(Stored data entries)
• • • • •
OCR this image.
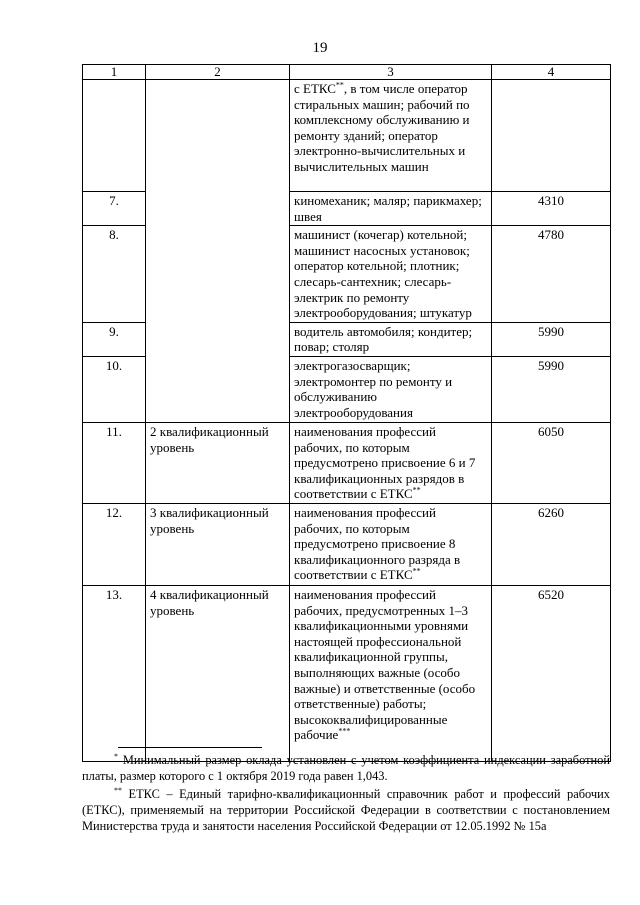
19
1	2	3	4
		с ЕТКС**, в том числе оператор стиральных машин; рабочий по комплексному обслуживанию и ремонту зданий; оператор электронно-вычислительных и вычислительных машин	
7.		киномеханик; маляр; парикмахер; швея	4310
8.		машинист (кочегар) котельной; машинист насосных установок; оператор котельной; плотник; слесарь-сантехник; слесарь-электрик по ремонту электрооборудования; штукатур	4780
9.		водитель автомобиля; кондитер; повар; столяр	5990
10.		электрогазосварщик; электромонтер по ремонту и обслуживанию электрооборудования	5990
11.	2 квалификационный уровень	наименования профессий рабочих, по которым предусмотрено присвоение 6 и 7 квалификационных разрядов в соответствии с ЕТКС**	6050
12.	3 квалификационный уровень	наименования профессий рабочих, по которым предусмотрено присвоение 8 квалификационного разряда в соответствии с ЕТКС**	6260
13.	4 квалификационный уровень	наименования профессий рабочих, предусмотренных 1–3 квалификационными уровнями настоящей профессиональной квалификационной группы, выполняющих важные (особо важные) и ответственные (особо ответственные) работы; высококвалифицированные рабочие***	6520

* Минимальный размер оклада установлен с учетом коэффициента индексации заработной платы, размер которого с 1 октября 2019 года равен 1,043.

** ЕТКС – Единый тарифно-квалификационный справочник работ и профессий рабочих (ЕТКС), применяемый на территории Российской Федерации в соответствии с постановлением Министерства труда и занятости населения Российской Федерации от 12.05.1992 № 15а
• • • • •
§ Requirements:
Skipping the pictures, transcribe each line above exactly as it appears.

§ Complete response:
OCR this image.
19
1	2	3	4
		с ЕТКС**, в том числе оператор стиральных машин; рабочий по комплексному обслуживанию и ремонту зданий; оператор электронно-вычислительных и вычислительных машин	
7.		киномеханик; маляр; парикмахер; швея	4310
8.		машинист (кочегар) котельной; машинист насосных установок; оператор котельной; плотник; слесарь-сантехник; слесарь-электрик по ремонту электрооборудования; штукатур	4780
9.		водитель автомобиля; кондитер; повар; столяр	5990
10.		электрогазосварщик; электромонтер по ремонту и обслуживанию электрооборудования	5990
11.	2 квалификационный уровень	наименования профессий рабочих, по которым предусмотрено присвоение 6 и 7 квалификационных разрядов в соответствии с ЕТКС**	6050
12.	3 квалификационный уровень	наименования профессий рабочих, по которым предусмотрено присвоение 8 квалификационного разряда в соответствии с ЕТКС**	6260
13.	4 квалификационный уровень	наименования профессий рабочих, предусмотренных 1–3 квалификационными уровнями настоящей профессиональной квалификационной группы, выполняющих важные (особо важные) и ответственные (особо ответственные) работы; высококвалифицированные рабочие***	6520

* Минимальный размер оклада установлен с учетом коэффициента индексации заработной платы, размер которого с 1 октября 2019 года равен 1,043.

** ЕТКС – Единый тарифно-квалификационный справочник работ и профессий рабочих (ЕТКС), применяемый на территории Российской Федерации в соответствии с постановлением Министерства труда и занятости населения Российской Федерации от 12.05.1992 № 15а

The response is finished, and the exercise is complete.